* **Aim**:
Within the records that follow, find every line containing the string "Bottiglia". Copy those lines.

* **Material provided**:
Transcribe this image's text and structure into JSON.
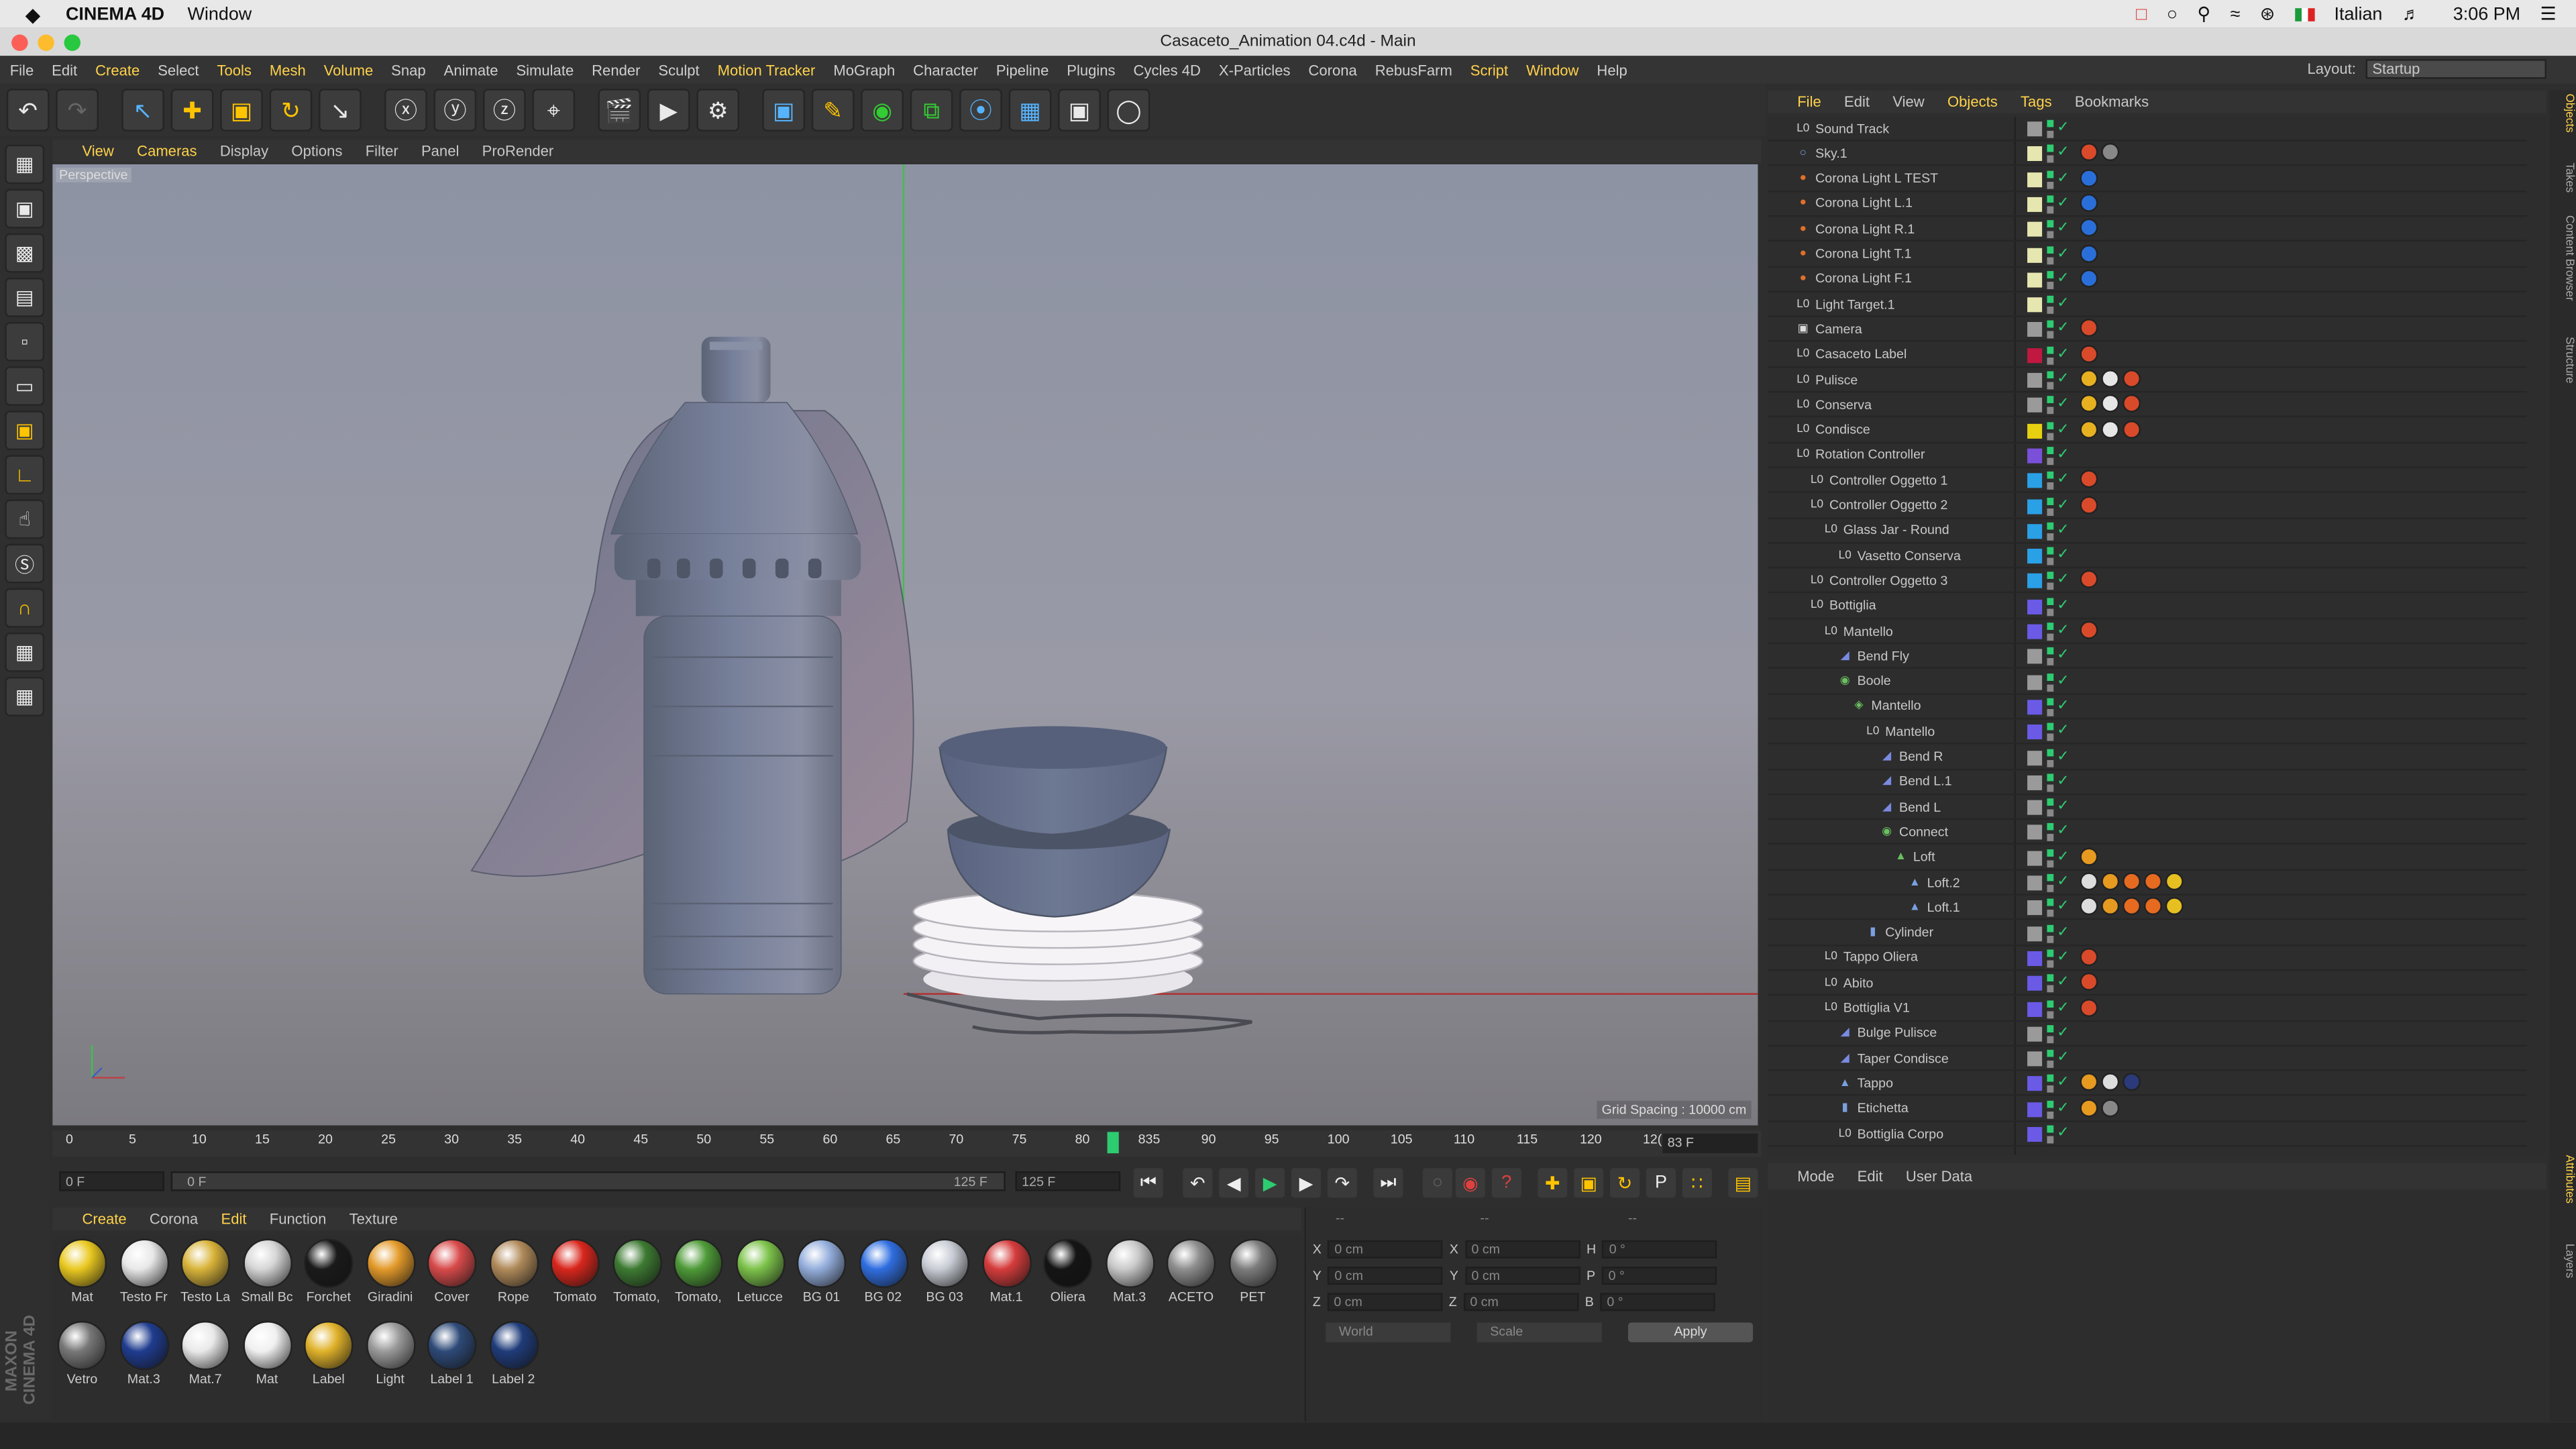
{
  "macbar": {
    "apple": "",
    "app_name": "CINEMA 4D",
    "window_menu": "Window",
    "language": "Italian",
    "time": "3:06 PM"
  },
  "titlebar": {
    "title": "Casaceto_Animation 04.c4d - Main"
  },
  "menubar": [
    "File",
    "Edit",
    "Create",
    "Select",
    "Tools",
    "Mesh",
    "Volume",
    "Snap",
    "Animate",
    "Simulate",
    "Render",
    "Sculpt",
    "Motion Tracker",
    "MoGraph",
    "Character",
    "Pipeline",
    "Plugins",
    "Cycles 4D",
    "X-Particles",
    "Corona",
    "RebusFarm",
    "Script",
    "Window",
    "Help"
  ],
  "menubar_highlight": [
    "Create",
    "Tools",
    "Mesh",
    "Volume",
    "Motion Tracker",
    "Script",
    "Window"
  ],
  "layout": {
    "label": "Layout:",
    "value": "Startup"
  },
  "viewport": {
    "menu": [
      "View",
      "Cameras",
      "Display",
      "Options",
      "Filter",
      "Panel",
      "ProRender"
    ],
    "label": "Perspective",
    "grid_spacing": "Grid Spacing : 10000 cm"
  },
  "timeline": {
    "ticks": [
      "0",
      "5",
      "10",
      "15",
      "20",
      "25",
      "30",
      "35",
      "40",
      "45",
      "50",
      "55",
      "60",
      "65",
      "70",
      "75",
      "80",
      "835",
      "90",
      "95",
      "100",
      "105",
      "110",
      "115",
      "120",
      "12("
    ],
    "current_frame": "83 F",
    "start_field": "0 F",
    "range_start": "0 F",
    "range_end": "125 F",
    "end_field": "125 F"
  },
  "materials": {
    "menu": [
      "Create",
      "Corona",
      "Edit",
      "Function",
      "Texture"
    ],
    "row1": [
      {
        "name": "Mat",
        "color": "#e9c820"
      },
      {
        "name": "Testo Fr",
        "color": "#e8e8e8"
      },
      {
        "name": "Testo La",
        "color": "#d9b43a"
      },
      {
        "name": "Small Bc",
        "color": "#d6d6d6"
      },
      {
        "name": "Forchet",
        "color": "#1a1a1a"
      },
      {
        "name": "Giradini",
        "color": "#e39a2a"
      },
      {
        "name": "Cover",
        "color": "#d84a4a"
      },
      {
        "name": "Rope",
        "color": "#b08a5a"
      },
      {
        "name": "Tomato",
        "color": "#d8261c"
      },
      {
        "name": "Tomato,",
        "color": "#3d7a32"
      },
      {
        "name": "Tomato,",
        "color": "#4e9a38"
      },
      {
        "name": "Letucce",
        "color": "#7cc24a"
      },
      {
        "name": "BG 01",
        "color": "#94aedc"
      },
      {
        "name": "BG 02",
        "color": "#2f6ee0"
      },
      {
        "name": "BG 03",
        "color": "#c8ccd4"
      },
      {
        "name": "Mat.1",
        "color": "#d63c3c"
      },
      {
        "name": "Oliera",
        "color": "#141414"
      },
      {
        "name": "Mat.3",
        "color": "#c9c9c9"
      },
      {
        "name": "ACETO",
        "color": "#8e8e8e"
      },
      {
        "name": "PET",
        "color": "#7c7c7c"
      }
    ],
    "row2": [
      {
        "name": "Vetro",
        "color": "#777777"
      },
      {
        "name": "Mat.3",
        "color": "#1f3c8f"
      },
      {
        "name": "Mat.7",
        "color": "#e9e9e9"
      },
      {
        "name": "Mat",
        "color": "#f0f0f0"
      },
      {
        "name": "Label",
        "color": "#e0b22a"
      },
      {
        "name": "Light",
        "color": "#9a9a9a"
      },
      {
        "name": "Label 1",
        "color": "#2e4a78"
      },
      {
        "name": "Label 2",
        "color": "#1f3c7a"
      }
    ]
  },
  "coords": {
    "headers": [
      "--",
      "--",
      "--"
    ],
    "rows": [
      {
        "axis": "X",
        "pos": "0 cm",
        "size_axis": "X",
        "size": "0 cm",
        "rot_axis": "H",
        "rot": "0 °"
      },
      {
        "axis": "Y",
        "pos": "0 cm",
        "size_axis": "Y",
        "size": "0 cm",
        "rot_axis": "P",
        "rot": "0 °"
      },
      {
        "axis": "Z",
        "pos": "0 cm",
        "size_axis": "Z",
        "size": "0 cm",
        "rot_axis": "B",
        "rot": "0 °"
      }
    ],
    "world": "World",
    "scale": "Scale",
    "apply": "Apply"
  },
  "objects": {
    "menu": [
      "File",
      "Edit",
      "View",
      "Objects",
      "Tags",
      "Bookmarks"
    ],
    "menu_highlight": [
      "File",
      "Objects",
      "Tags"
    ],
    "rows": [
      {
        "name": "Sound Track",
        "indent": 0,
        "icon": "null",
        "vis": "#9a9a9a",
        "tags": []
      },
      {
        "name": "Sky.1",
        "indent": 0,
        "icon": "sky",
        "vis": "#e6e6b0",
        "tags": [
          "#d94a2a",
          "#888888"
        ]
      },
      {
        "name": "Corona Light L TEST",
        "indent": 0,
        "icon": "light",
        "vis": "#e6e6b0",
        "tags": [
          "#2a6fd9"
        ]
      },
      {
        "name": "Corona Light L.1",
        "indent": 0,
        "icon": "light",
        "vis": "#e6e6b0",
        "tags": [
          "#2a6fd9"
        ]
      },
      {
        "name": "Corona Light R.1",
        "indent": 0,
        "icon": "light",
        "vis": "#e6e6b0",
        "tags": [
          "#2a6fd9"
        ]
      },
      {
        "name": "Corona Light T.1",
        "indent": 0,
        "icon": "light",
        "vis": "#e6e6b0",
        "tags": [
          "#2a6fd9"
        ]
      },
      {
        "name": "Corona Light F.1",
        "indent": 0,
        "icon": "light",
        "vis": "#e6e6b0",
        "tags": [
          "#2a6fd9"
        ]
      },
      {
        "name": "Light Target.1",
        "indent": 0,
        "icon": "null",
        "vis": "#e6e6b0",
        "tags": []
      },
      {
        "name": "Camera",
        "indent": 0,
        "icon": "camera",
        "vis": "#9a9a9a",
        "tags": [
          "#d94a2a"
        ]
      },
      {
        "name": "Casaceto Label",
        "indent": 0,
        "icon": "null",
        "vis": "#c01840",
        "tags": [
          "#d94a2a"
        ]
      },
      {
        "name": "Pulisce",
        "indent": 0,
        "icon": "null",
        "vis": "#9a9a9a",
        "tags": [
          "#e6b020",
          "#e6e6e6",
          "#d94a2a"
        ]
      },
      {
        "name": "Conserva",
        "indent": 0,
        "icon": "null",
        "vis": "#9a9a9a",
        "tags": [
          "#e6b020",
          "#e6e6e6",
          "#d94a2a"
        ]
      },
      {
        "name": "Condisce",
        "indent": 0,
        "icon": "null",
        "vis": "#e6d010",
        "tags": [
          "#e6b020",
          "#e6e6e6",
          "#d94a2a"
        ]
      },
      {
        "name": "Rotation Controller",
        "indent": 0,
        "icon": "null",
        "vis": "#7a50d9",
        "tags": []
      },
      {
        "name": "Controller Oggetto 1",
        "indent": 1,
        "icon": "null",
        "vis": "#2aa0e6",
        "tags": [
          "#d94a2a"
        ]
      },
      {
        "name": "Controller Oggetto 2",
        "indent": 1,
        "icon": "null",
        "vis": "#2aa0e6",
        "tags": [
          "#d94a2a"
        ]
      },
      {
        "name": "Glass Jar - Round",
        "indent": 2,
        "icon": "null",
        "vis": "#2aa0e6",
        "tags": []
      },
      {
        "name": "Vasetto Conserva",
        "indent": 3,
        "icon": "null",
        "vis": "#2aa0e6",
        "tags": []
      },
      {
        "name": "Controller Oggetto 3",
        "indent": 1,
        "icon": "null",
        "vis": "#2aa0e6",
        "tags": [
          "#d94a2a"
        ]
      },
      {
        "name": "Bottiglia",
        "indent": 1,
        "icon": "null",
        "vis": "#6a5ae6",
        "tags": []
      },
      {
        "name": "Mantello",
        "indent": 2,
        "icon": "null",
        "vis": "#6a5ae6",
        "tags": [
          "#d94a2a"
        ]
      },
      {
        "name": "Bend Fly",
        "indent": 3,
        "icon": "deformer",
        "vis": "#9a9a9a",
        "tags": []
      },
      {
        "name": "Boole",
        "indent": 3,
        "icon": "boole",
        "vis": "#9a9a9a",
        "tags": []
      },
      {
        "name": "Mantello",
        "indent": 4,
        "icon": "cloth",
        "vis": "#6a5ae6",
        "tags": []
      },
      {
        "name": "Mantello",
        "indent": 5,
        "icon": "null",
        "vis": "#6a5ae6",
        "tags": []
      },
      {
        "name": "Bend R",
        "indent": 6,
        "icon": "deformer",
        "vis": "#9a9a9a",
        "tags": []
      },
      {
        "name": "Bend L.1",
        "indent": 6,
        "icon": "deformer",
        "vis": "#9a9a9a",
        "tags": []
      },
      {
        "name": "Bend L",
        "indent": 6,
        "icon": "deformer",
        "vis": "#9a9a9a",
        "tags": []
      },
      {
        "name": "Connect",
        "indent": 6,
        "icon": "connect",
        "vis": "#9a9a9a",
        "tags": []
      },
      {
        "name": "Loft",
        "indent": 7,
        "icon": "loft",
        "vis": "#9a9a9a",
        "tags": [
          "#e69a20"
        ]
      },
      {
        "name": "Loft.2",
        "indent": 8,
        "icon": "spline",
        "vis": "#9a9a9a",
        "tags": [
          "#dddddd",
          "#e69a20",
          "#e66a20",
          "#e66a20",
          "#e6c020"
        ]
      },
      {
        "name": "Loft.1",
        "indent": 8,
        "icon": "spline",
        "vis": "#9a9a9a",
        "tags": [
          "#dddddd",
          "#e69a20",
          "#e66a20",
          "#e66a20",
          "#e6c020"
        ]
      },
      {
        "name": "Cylinder",
        "indent": 5,
        "icon": "cylinder",
        "vis": "#9a9a9a",
        "tags": []
      },
      {
        "name": "Tappo Oliera",
        "indent": 2,
        "icon": "null",
        "vis": "#6a5ae6",
        "tags": [
          "#d94a2a"
        ]
      },
      {
        "name": "Abito",
        "indent": 2,
        "icon": "null",
        "vis": "#6a5ae6",
        "tags": [
          "#d94a2a"
        ]
      },
      {
        "name": "Bottiglia V1",
        "indent": 2,
        "icon": "null",
        "vis": "#6a5ae6",
        "tags": [
          "#d94a2a"
        ]
      },
      {
        "name": "Bulge Pulisce",
        "indent": 3,
        "icon": "deformer",
        "vis": "#9a9a9a",
        "tags": []
      },
      {
        "name": "Taper Condisce",
        "indent": 3,
        "icon": "deformer",
        "vis": "#9a9a9a",
        "tags": []
      },
      {
        "name": "Tappo",
        "indent": 3,
        "icon": "spline",
        "vis": "#6a5ae6",
        "tags": [
          "#e69a20",
          "#dddddd",
          "#2a3a7a"
        ]
      },
      {
        "name": "Etichetta",
        "indent": 3,
        "icon": "cylinder",
        "vis": "#6a5ae6",
        "tags": [
          "#e69a20",
          "#888888"
        ]
      },
      {
        "name": "Bottiglia Corpo",
        "indent": 3,
        "icon": "null",
        "vis": "#6a5ae6",
        "tags": []
      }
    ]
  },
  "attributes": {
    "menu": [
      "Mode",
      "Edit",
      "User Data"
    ]
  },
  "sidetabs": [
    "Objects",
    "Takes",
    "Content Browser",
    "Structure",
    "Attributes",
    "Layers"
  ]
}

* **Answer**:
        "name": "Bottiglia",
        "name": "Bottiglia V1",
        "name": "Bottiglia Corpo",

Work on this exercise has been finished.